→ **Task prompt**: Give the records again exactly, with every character kept.

[Excerpts from a transcription dataset]

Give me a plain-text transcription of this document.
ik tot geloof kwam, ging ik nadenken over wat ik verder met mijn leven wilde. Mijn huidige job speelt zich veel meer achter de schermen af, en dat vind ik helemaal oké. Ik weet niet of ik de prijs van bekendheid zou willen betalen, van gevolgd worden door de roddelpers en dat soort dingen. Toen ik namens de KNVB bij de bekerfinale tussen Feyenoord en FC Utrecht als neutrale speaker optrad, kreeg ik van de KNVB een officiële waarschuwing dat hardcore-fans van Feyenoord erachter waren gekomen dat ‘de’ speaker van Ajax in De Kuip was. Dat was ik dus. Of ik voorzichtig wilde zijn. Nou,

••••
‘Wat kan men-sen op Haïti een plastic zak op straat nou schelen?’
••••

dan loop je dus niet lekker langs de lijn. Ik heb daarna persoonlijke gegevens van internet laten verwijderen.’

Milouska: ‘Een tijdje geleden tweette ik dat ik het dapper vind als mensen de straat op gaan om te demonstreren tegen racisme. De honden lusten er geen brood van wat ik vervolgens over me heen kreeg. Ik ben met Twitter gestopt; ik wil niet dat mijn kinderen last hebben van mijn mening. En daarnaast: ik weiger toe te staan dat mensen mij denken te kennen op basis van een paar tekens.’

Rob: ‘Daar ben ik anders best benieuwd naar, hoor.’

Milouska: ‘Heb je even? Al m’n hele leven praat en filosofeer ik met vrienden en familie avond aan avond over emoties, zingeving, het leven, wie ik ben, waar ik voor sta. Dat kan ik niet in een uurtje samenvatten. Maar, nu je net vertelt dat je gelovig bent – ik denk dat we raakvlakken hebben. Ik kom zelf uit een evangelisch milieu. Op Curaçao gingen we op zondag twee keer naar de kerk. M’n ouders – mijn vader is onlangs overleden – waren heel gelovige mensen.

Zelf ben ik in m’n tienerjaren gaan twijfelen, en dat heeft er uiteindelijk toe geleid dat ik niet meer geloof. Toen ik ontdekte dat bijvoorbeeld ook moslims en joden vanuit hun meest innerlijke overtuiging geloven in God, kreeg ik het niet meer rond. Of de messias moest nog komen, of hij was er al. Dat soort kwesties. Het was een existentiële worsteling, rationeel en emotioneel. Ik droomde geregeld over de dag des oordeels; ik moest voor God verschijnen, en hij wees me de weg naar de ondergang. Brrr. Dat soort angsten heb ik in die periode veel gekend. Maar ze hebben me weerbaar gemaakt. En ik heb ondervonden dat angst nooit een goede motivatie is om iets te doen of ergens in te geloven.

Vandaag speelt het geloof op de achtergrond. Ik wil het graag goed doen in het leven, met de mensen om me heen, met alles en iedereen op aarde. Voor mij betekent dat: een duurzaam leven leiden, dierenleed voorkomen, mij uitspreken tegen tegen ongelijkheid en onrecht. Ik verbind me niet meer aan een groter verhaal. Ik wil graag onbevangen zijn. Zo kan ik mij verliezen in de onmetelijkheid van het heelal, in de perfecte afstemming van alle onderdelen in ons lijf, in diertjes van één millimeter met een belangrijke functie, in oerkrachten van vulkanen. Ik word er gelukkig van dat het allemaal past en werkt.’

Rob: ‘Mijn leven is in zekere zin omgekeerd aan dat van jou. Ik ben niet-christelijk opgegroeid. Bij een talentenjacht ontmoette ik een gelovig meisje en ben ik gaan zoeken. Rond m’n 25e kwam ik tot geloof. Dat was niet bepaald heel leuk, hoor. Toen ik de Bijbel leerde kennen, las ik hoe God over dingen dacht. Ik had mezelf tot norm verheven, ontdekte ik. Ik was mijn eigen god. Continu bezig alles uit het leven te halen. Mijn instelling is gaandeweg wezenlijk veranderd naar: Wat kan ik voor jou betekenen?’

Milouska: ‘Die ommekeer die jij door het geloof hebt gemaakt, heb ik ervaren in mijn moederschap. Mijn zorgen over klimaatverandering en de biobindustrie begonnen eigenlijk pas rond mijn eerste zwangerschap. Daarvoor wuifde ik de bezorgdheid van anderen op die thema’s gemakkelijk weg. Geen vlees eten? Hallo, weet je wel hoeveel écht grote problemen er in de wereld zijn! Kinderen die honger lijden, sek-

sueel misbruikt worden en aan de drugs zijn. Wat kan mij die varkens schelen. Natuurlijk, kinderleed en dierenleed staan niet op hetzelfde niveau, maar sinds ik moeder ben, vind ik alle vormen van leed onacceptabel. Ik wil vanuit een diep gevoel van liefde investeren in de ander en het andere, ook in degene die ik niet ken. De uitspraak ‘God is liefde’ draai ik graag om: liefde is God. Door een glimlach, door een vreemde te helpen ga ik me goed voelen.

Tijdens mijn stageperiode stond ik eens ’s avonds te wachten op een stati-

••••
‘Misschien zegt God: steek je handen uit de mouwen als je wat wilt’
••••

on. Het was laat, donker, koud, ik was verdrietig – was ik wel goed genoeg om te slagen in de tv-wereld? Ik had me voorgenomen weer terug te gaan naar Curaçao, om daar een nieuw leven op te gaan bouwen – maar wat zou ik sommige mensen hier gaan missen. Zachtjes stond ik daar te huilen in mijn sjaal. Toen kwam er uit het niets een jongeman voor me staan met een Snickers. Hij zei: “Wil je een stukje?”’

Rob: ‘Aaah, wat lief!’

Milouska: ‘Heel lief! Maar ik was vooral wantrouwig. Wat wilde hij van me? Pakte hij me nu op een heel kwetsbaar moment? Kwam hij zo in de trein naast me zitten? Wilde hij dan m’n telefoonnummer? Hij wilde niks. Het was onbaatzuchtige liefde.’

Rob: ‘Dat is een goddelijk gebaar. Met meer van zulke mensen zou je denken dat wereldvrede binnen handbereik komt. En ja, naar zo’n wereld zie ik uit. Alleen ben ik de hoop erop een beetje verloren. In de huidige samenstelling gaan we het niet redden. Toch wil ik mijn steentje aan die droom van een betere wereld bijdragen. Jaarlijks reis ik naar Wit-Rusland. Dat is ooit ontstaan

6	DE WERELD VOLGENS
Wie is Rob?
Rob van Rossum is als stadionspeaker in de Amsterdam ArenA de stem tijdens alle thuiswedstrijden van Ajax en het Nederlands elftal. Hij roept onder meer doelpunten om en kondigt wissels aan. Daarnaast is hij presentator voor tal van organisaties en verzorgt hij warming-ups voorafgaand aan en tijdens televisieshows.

→ **Response to this task**:
Give me a plain-text transcription of this document.
ik tot geloof kwam, ging ik nadenken over wat ik verder met mijn leven wilde. Mijn huidige job speelt zich veel meer achter de schermen af, en dat vind ik helemaal oké. Ik weet niet of ik de prijs van bekendheid zou willen betalen, van gevolgd worden door de roddelpers en dat soort dingen. Toen ik namens de KNVB bij de bekerfinale tussen Feyenoord en FC Utrecht als neutrale speaker optrad, kreeg ik van de KNVB een officiële waarschuwing dat hardcore-fans van Feyenoord erachter waren gekomen dat ‘de’ speaker van Ajax in De Kuip was. Dat was ik dus. Of ik voorzichtig wilde zijn. Nou,

••••
‘Wat kan men-sen op Haïti een plastic zak op straat nou schelen?’
••••

dan loop je dus niet lekker langs de lijn. Ik heb daarna persoonlijke gegevens van internet laten verwijderen.’

Milouska: ‘Een tijdje geleden tweette ik dat ik het dapper vind als mensen de straat op gaan om te demonstreren tegen racisme. De honden lusten er geen brood van wat ik vervolgens over me heen kreeg. Ik ben met Twitter gestopt; ik wil niet dat mijn kinderen last hebben van mijn mening. En daarnaast: ik weiger toe te staan dat mensen mij denken te kennen op basis van een paar tekens.’

Rob: ‘Daar ben ik anders best benieuwd naar, hoor.’

Milouska: ‘Heb je even? Al m’n hele leven praat en filosofeer ik met vrienden en familie avond aan avond over emoties, zingeving, het leven, wie ik ben, waar ik voor sta. Dat kan ik niet in een uurtje samenvatten. Maar, nu je net vertelt dat je gelovig bent – ik denk dat we raakvlakken hebben. Ik kom zelf uit een evangelisch milieu. Op Curaçao gingen we op zondag twee keer naar de kerk. M’n ouders – mijn vader is onlangs overleden – waren heel gelovige mensen.

Zelf ben ik in m’n tienerjaren gaan twijfelen, en dat heeft er uiteindelijk toe geleid dat ik niet meer geloof. Toen ik ontdekte dat bijvoorbeeld ook moslims en joden vanuit hun meest innerlijke overtuiging geloven in God, kreeg ik het niet meer rond. Of de messias moest nog komen, of hij was er al. Dat soort kwesties. Het was een existentiële worsteling, rationeel en emotioneel. Ik droomde geregeld over de dag des oordeels; ik moest voor God verschijnen, en hij wees me de weg naar de ondergang. Brrr. Dat soort angsten heb ik in die periode veel gekend. Maar ze hebben me weerbaar gemaakt. En ik heb ondervonden dat angst nooit een goede motivatie is om iets te doen of ergens in te geloven.

Vandaag speelt het geloof op de achtergrond. Ik wil het graag goed doen in het leven, met de mensen om me heen, met alles en iedereen op aarde. Voor mij betekent dat: een duurzaam leven leiden, dierenleed voorkomen, mij uitspreken tegen tegen ongelijkheid en onrecht. Ik verbind me niet meer aan een groter verhaal. Ik wil graag onbevangen zijn. Zo kan ik mij verliezen in de onmetelijkheid van het heelal, in de perfecte afstemming van alle onderdelen in ons lijf, in diertjes van één millimeter met een belangrijke functie, in oerkrachten van vulkanen. Ik word er gelukkig van dat het allemaal past en werkt.’

Rob: ‘Mijn leven is in zekere zin omgekeerd aan dat van jou. Ik ben niet-christelijk opgegroeid. Bij een talentenjacht ontmoette ik een gelovig meisje en ben ik gaan zoeken. Rond m’n 25e kwam ik tot geloof. Dat was niet bepaald heel leuk, hoor. Toen ik de Bijbel leerde kennen, las ik hoe God over dingen dacht. Ik had mezelf tot norm verheven, ontdekte ik. Ik was mijn eigen god. Continu bezig alles uit het leven te halen. Mijn instelling is gaandeweg wezenlijk veranderd naar: Wat kan ik voor jou betekenen?’

Milouska: ‘Die ommekeer die jij door het geloof hebt gemaakt, heb ik ervaren in mijn moederschap. Mijn zorgen over klimaatverandering en de biobindustrie begonnen eigenlijk pas rond mijn eerste zwangerschap. Daarvoor wuifde ik de bezorgdheid van anderen op die thema’s gemakkelijk weg. Geen vlees eten? Hallo, weet je wel hoeveel écht grote problemen er in de wereld zijn! Kinderen die honger lijden, sek-

sueel misbruikt worden en aan de drugs zijn. Wat kan mij die varkens schelen. Natuurlijk, kinderleed en dierenleed staan niet op hetzelfde niveau, maar sinds ik moeder ben, vind ik alle vormen van leed onacceptabel. Ik wil vanuit een diep gevoel van liefde investeren in de ander en het andere, ook in degene die ik niet ken. De uitspraak ‘God is liefde’ draai ik graag om: liefde is God. Door een glimlach, door een vreemde te helpen ga ik me goed voelen.

Tijdens mijn stageperiode stond ik eens ’s avonds te wachten op een stati-

••••
‘Misschien zegt God: steek je handen uit de mouwen als je wat wilt’
••••

on. Het was laat, donker, koud, ik was verdrietig – was ik wel goed genoeg om te slagen in de tv-wereld? Ik had me voorgenomen weer terug te gaan naar Curaçao, om daar een nieuw leven op te gaan bouwen – maar wat zou ik sommige mensen hier gaan missen. Zachtjes stond ik daar te huilen in mijn sjaal. Toen kwam er uit het niets een jongeman voor me staan met een Snickers. Hij zei: “Wil je een stukje?”’

Rob: ‘Aaah, wat lief!’

Milouska: ‘Heel lief! Maar ik was vooral wantrouwig. Wat wilde hij van me? Pakte hij me nu op een heel kwetsbaar moment? Kwam hij zo in de trein naast me zitten? Wilde hij dan m’n telefoonnummer? Hij wilde niks. Het was onbaatzuchtige liefde.’

Rob: ‘Dat is een goddelijk gebaar. Met meer van zulke mensen zou je denken dat wereldvrede binnen handbereik komt. En ja, naar zo’n wereld zie ik uit. Alleen ben ik de hoop erop een beetje verloren. In de huidige samenstelling gaan we het niet redden. Toch wil ik mijn steentje aan die droom van een betere wereld bijdragen. Jaarlijks reis ik naar Wit-Rusland. Dat is ooit ontstaan

6	DE WERELD VOLGENS
Wie is Rob?
Rob van Rossum is als stadionspeaker in de Amsterdam ArenA de stem tijdens alle thuiswedstrijden van Ajax en het Nederlands elftal. Hij roept onder meer doelpunten om en kondigt wissels aan. Daarnaast is hij presentator voor tal van organisaties en verzorgt hij warming-ups voorafgaand aan en tijdens televisieshows.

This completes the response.